▸ **STATED EXERCISE**: Omit all pictures. Copy the rest of the material exactly.

▸ **DATA FOR THIS TASK**:
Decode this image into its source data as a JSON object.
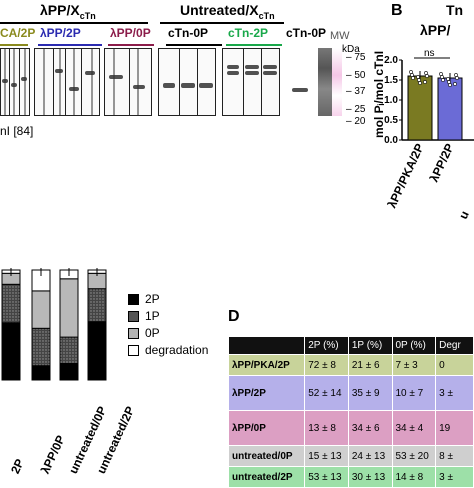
{
  "panel_a": {
    "group1_title": "λPP/X",
    "group1_sub": "cTn",
    "group2_title": "Untreated/X",
    "group2_sub": "cTn",
    "lane_labels": [
      "CA/2P",
      "λPP/2P",
      "λPP/0P",
      "cTn-0P",
      "cTn-2P",
      "cTn-0P",
      "MW"
    ],
    "lane_colors": [
      "#8a8a1e",
      "#2b2bb0",
      "#8b1c4a",
      "#000000",
      "#19a84a",
      "#000000",
      "#555555"
    ],
    "kda_unit": "kDa",
    "markers": [
      "75",
      "50",
      "37",
      "25",
      "20"
    ],
    "bottom_note": "nI [84]"
  },
  "panel_b": {
    "letter": "B",
    "top_title": "Tn",
    "header": "λPP/",
    "ns_label": "ns",
    "y_label": "mol Pᵢ/mol cTnI",
    "y_ticks": [
      "2.0",
      "1.5",
      "1.0",
      "0.5",
      "0.0"
    ],
    "x_labels": [
      "λPP/PKA/2P",
      "λPP/2P"
    ],
    "partial_bottom": "u"
  },
  "panel_c": {
    "legend": [
      {
        "label": "2P",
        "color": "#000000"
      },
      {
        "label": "1P",
        "color": "#555555"
      },
      {
        "label": "0P",
        "color": "#b3b3b3"
      },
      {
        "label": "degradation",
        "color": "#ffffff"
      }
    ],
    "x_labels": [
      "2P",
      "λPP/0P",
      "untreated/0P",
      "untreated/2P"
    ]
  },
  "panel_d": {
    "letter": "D",
    "headers": [
      "",
      "2P (%)",
      "1P (%)",
      "0P (%)",
      "Degr"
    ],
    "rows": [
      {
        "label": "λPP/PKA/2P",
        "cells": [
          "72 ± 8",
          "21 ± 6",
          "7 ± 3",
          "0"
        ],
        "color": "#c8d39a"
      },
      {
        "label": "λPP/2P",
        "cells": [
          "52 ± 14",
          "35 ± 9",
          "10 ± 7",
          "3 ±"
        ],
        "color": "#b5b0ea"
      },
      {
        "label": "λPP/0P",
        "cells": [
          "13 ± 8",
          "34 ± 6",
          "34 ± 4",
          "19"
        ],
        "color": "#dc9fc3"
      },
      {
        "label": "untreated/0P",
        "cells": [
          "15 ± 13",
          "24 ± 13",
          "53 ± 20",
          "8 ±"
        ],
        "color": "#cfcfcf"
      },
      {
        "label": "untreated/2P",
        "cells": [
          "53 ± 13",
          "30 ± 13",
          "14 ± 8",
          "3 ±"
        ],
        "color": "#9de0a8"
      }
    ]
  },
  "chart_data": [
    {
      "type": "bar",
      "panel": "B",
      "categories": [
        "λPP/PKA/2P",
        "λPP/2P"
      ],
      "values": [
        1.6,
        1.55
      ],
      "ylim": [
        0,
        2.0
      ],
      "colors": [
        "#7a7a22",
        "#6b6bd6"
      ]
    },
    {
      "type": "bar",
      "panel": "C",
      "stacked": true,
      "categories": [
        "2P",
        "λPP/0P",
        "untreated/0P",
        "untreated/2P"
      ],
      "series": [
        {
          "name": "2P",
          "values": [
            52,
            13,
            15,
            53
          ]
        },
        {
          "name": "1P",
          "values": [
            35,
            34,
            24,
            30
          ]
        },
        {
          "name": "0P",
          "values": [
            10,
            34,
            53,
            14
          ]
        },
        {
          "name": "degradation",
          "values": [
            3,
            19,
            8,
            3
          ]
        }
      ],
      "ylim": [
        0,
        100
      ]
    }
  ]
}
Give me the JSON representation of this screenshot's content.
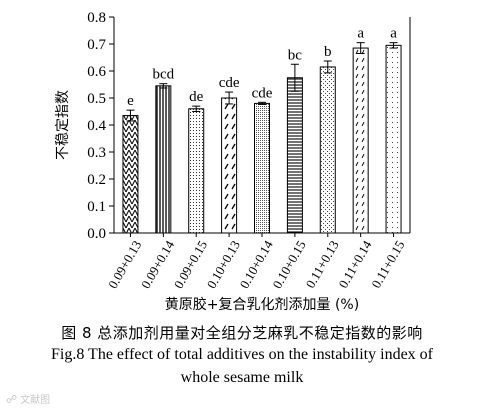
{
  "chart_data": {
    "type": "bar",
    "ylabel": "不稳定指数",
    "xlabel": "黄原胶+复合乳化剂添加量 (%)",
    "ylim": [
      0,
      0.8
    ],
    "yticks": [
      "0.0",
      "0.1",
      "0.2",
      "0.3",
      "0.4",
      "0.5",
      "0.6",
      "0.7",
      "0.8"
    ],
    "categories": [
      "0.09+0.13",
      "0.09+0.14",
      "0.09+0.15",
      "0.10+0.13",
      "0.10+0.14",
      "0.10+0.15",
      "0.11+0.13",
      "0.11+0.14",
      "0.11+0.15"
    ],
    "values": [
      0.435,
      0.545,
      0.46,
      0.5,
      0.48,
      0.575,
      0.615,
      0.685,
      0.695
    ],
    "errors": [
      0.02,
      0.008,
      0.01,
      0.022,
      0.004,
      0.05,
      0.022,
      0.02,
      0.01
    ],
    "significance_labels": [
      "e",
      "bcd",
      "de",
      "cde",
      "cde",
      "bc",
      "b",
      "a",
      "a"
    ],
    "patterns": [
      "zigzag",
      "vertical",
      "dots",
      "slash",
      "dense-dots",
      "horizontal",
      "fine-dots",
      "dashes",
      "sparse-dots"
    ],
    "grid": false,
    "legend": "none",
    "bar_color": "#000000"
  },
  "captions": {
    "cn": "图 8   总添加剂用量对全组分芝麻乳不稳定指数的影响",
    "en_line1": "Fig.8    The effect of total additives on the instability index of",
    "en_line2": "whole sesame milk"
  },
  "watermark": "文献图"
}
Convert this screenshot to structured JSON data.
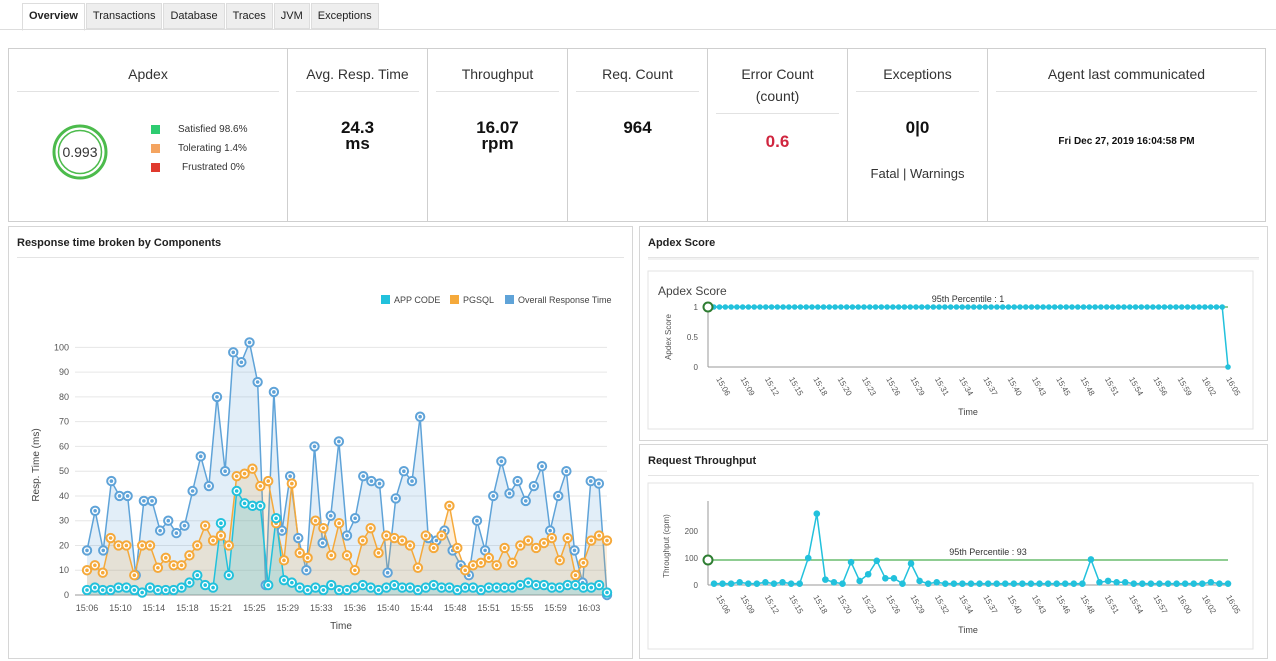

▸ **TASK ANSWER**:
Decode this image into its source data as a JSON object.
{
  "panel_a": {
    "group1_title": "λPP/X",
    "group1_sub": "cTn",
    "group2_title": "Untreated/X",
    "group2_sub": "cTn",
    "lane_labels": [
      "CA/2P",
      "λPP/2P",
      "λPP/0P",
      "cTn-0P",
      "cTn-2P",
      "cTn-0P",
      "MW"
    ],
    "lane_colors": [
      "#8a8a1e",
      "#2b2bb0",
      "#8b1c4a",
      "#000000",
      "#19a84a",
      "#000000",
      "#555555"
    ],
    "kda_unit": "kDa",
    "markers": [
      "75",
      "50",
      "37",
      "25",
      "20"
    ],
    "bottom_note": "nI [84]"
  },
  "panel_b": {
    "letter": "B",
    "top_title": "Tn",
    "header": "λPP/",
    "ns_label": "ns",
    "y_label": "mol Pᵢ/mol cTnI",
    "y_ticks": [
      "2.0",
      "1.5",
      "1.0",
      "0.5",
      "0.0"
    ],
    "x_labels": [
      "λPP/PKA/2P",
      "λPP/2P"
    ],
    "partial_bottom": "u"
  },
  "panel_c": {
    "legend": [
      {
        "label": "2P",
        "color": "#000000"
      },
      {
        "label": "1P",
        "color": "#555555"
      },
      {
        "label": "0P",
        "color": "#b3b3b3"
      },
      {
        "label": "degradation",
        "color": "#ffffff"
      }
    ],
    "x_labels": [
      "2P",
      "λPP/0P",
      "untreated/0P",
      "untreated/2P"
    ]
  },
  "panel_d": {
    "letter": "D",
    "headers": [
      "",
      "2P (%)",
      "1P (%)",
      "0P (%)",
      "Degr"
    ],
    "rows": [
      {
        "label": "λPP/PKA/2P",
        "cells": [
          "72 ± 8",
          "21 ± 6",
          "7 ± 3",
          "0"
        ],
        "color": "#c8d39a"
      },
      {
        "label": "λPP/2P",
        "cells": [
          "52 ± 14",
          "35 ± 9",
          "10 ± 7",
          "3 ±"
        ],
        "color": "#b5b0ea"
      },
      {
        "label": "λPP/0P",
        "cells": [
          "13 ± 8",
          "34 ± 6",
          "34 ± 4",
          "19"
        ],
        "color": "#dc9fc3"
      },
      {
        "label": "untreated/0P",
        "cells": [
          "15 ± 13",
          "24 ± 13",
          "53 ± 20",
          "8 ±"
        ],
        "color": "#cfcfcf"
      },
      {
        "label": "untreated/2P",
        "cells": [
          "53 ± 13",
          "30 ± 13",
          "14 ± 8",
          "3 ±"
        ],
        "color": "#9de0a8"
      }
    ]
  },
  "chart_data": [
    {
      "type": "bar",
      "panel": "B",
      "categories": [
        "λPP/PKA/2P",
        "λPP/2P"
      ],
      "values": [
        1.6,
        1.55
      ],
      "ylim": [
        0,
        2.0
      ],
      "colors": [
        "#7a7a22",
        "#6b6bd6"
      ]
    },
    {
      "type": "bar",
      "panel": "C",
      "stacked": true,
      "categories": [
        "2P",
        "λPP/0P",
        "untreated/0P",
        "untreated/2P"
      ],
      "series": [
        {
          "name": "2P",
          "values": [
            52,
            13,
            15,
            53
          ]
        },
        {
          "name": "1P",
          "values": [
            35,
            34,
            24,
            30
          ]
        },
        {
          "name": "0P",
          "values": [
            10,
            34,
            53,
            14
          ]
        },
        {
          "name": "degradation",
          "values": [
            3,
            19,
            8,
            3
          ]
        }
      ],
      "ylim": [
        0,
        100
      ]
    }
  ]
}
Give me the JSON representation of this screenshot's content.
{
  "chart_data": {
    "type": "bar",
    "ylabel": "不稳定指数",
    "xlabel": "黄原胶+复合乳化剂添加量 (%)",
    "ylim": [
      0,
      0.8
    ],
    "yticks": [
      "0.0",
      "0.1",
      "0.2",
      "0.3",
      "0.4",
      "0.5",
      "0.6",
      "0.7",
      "0.8"
    ],
    "categories": [
      "0.09+0.13",
      "0.09+0.14",
      "0.09+0.15",
      "0.10+0.13",
      "0.10+0.14",
      "0.10+0.15",
      "0.11+0.13",
      "0.11+0.14",
      "0.11+0.15"
    ],
    "values": [
      0.435,
      0.545,
      0.46,
      0.5,
      0.48,
      0.575,
      0.615,
      0.685,
      0.695
    ],
    "errors": [
      0.02,
      0.008,
      0.01,
      0.022,
      0.004,
      0.05,
      0.022,
      0.02,
      0.01
    ],
    "significance_labels": [
      "e",
      "bcd",
      "de",
      "cde",
      "cde",
      "bc",
      "b",
      "a",
      "a"
    ],
    "patterns": [
      "zigzag",
      "vertical",
      "dots",
      "slash",
      "dense-dots",
      "horizontal",
      "fine-dots",
      "dashes",
      "sparse-dots"
    ],
    "grid": false,
    "legend": "none",
    "bar_color": "#000000"
  },
  "captions": {
    "cn": "图 8   总添加剂用量对全组分芝麻乳不稳定指数的影响",
    "en_line1": "Fig.8    The effect of total additives on the instability index of",
    "en_line2": "whole sesame milk"
  },
  "watermark": "文献图"
}
Convert this screenshot to structured JSON data.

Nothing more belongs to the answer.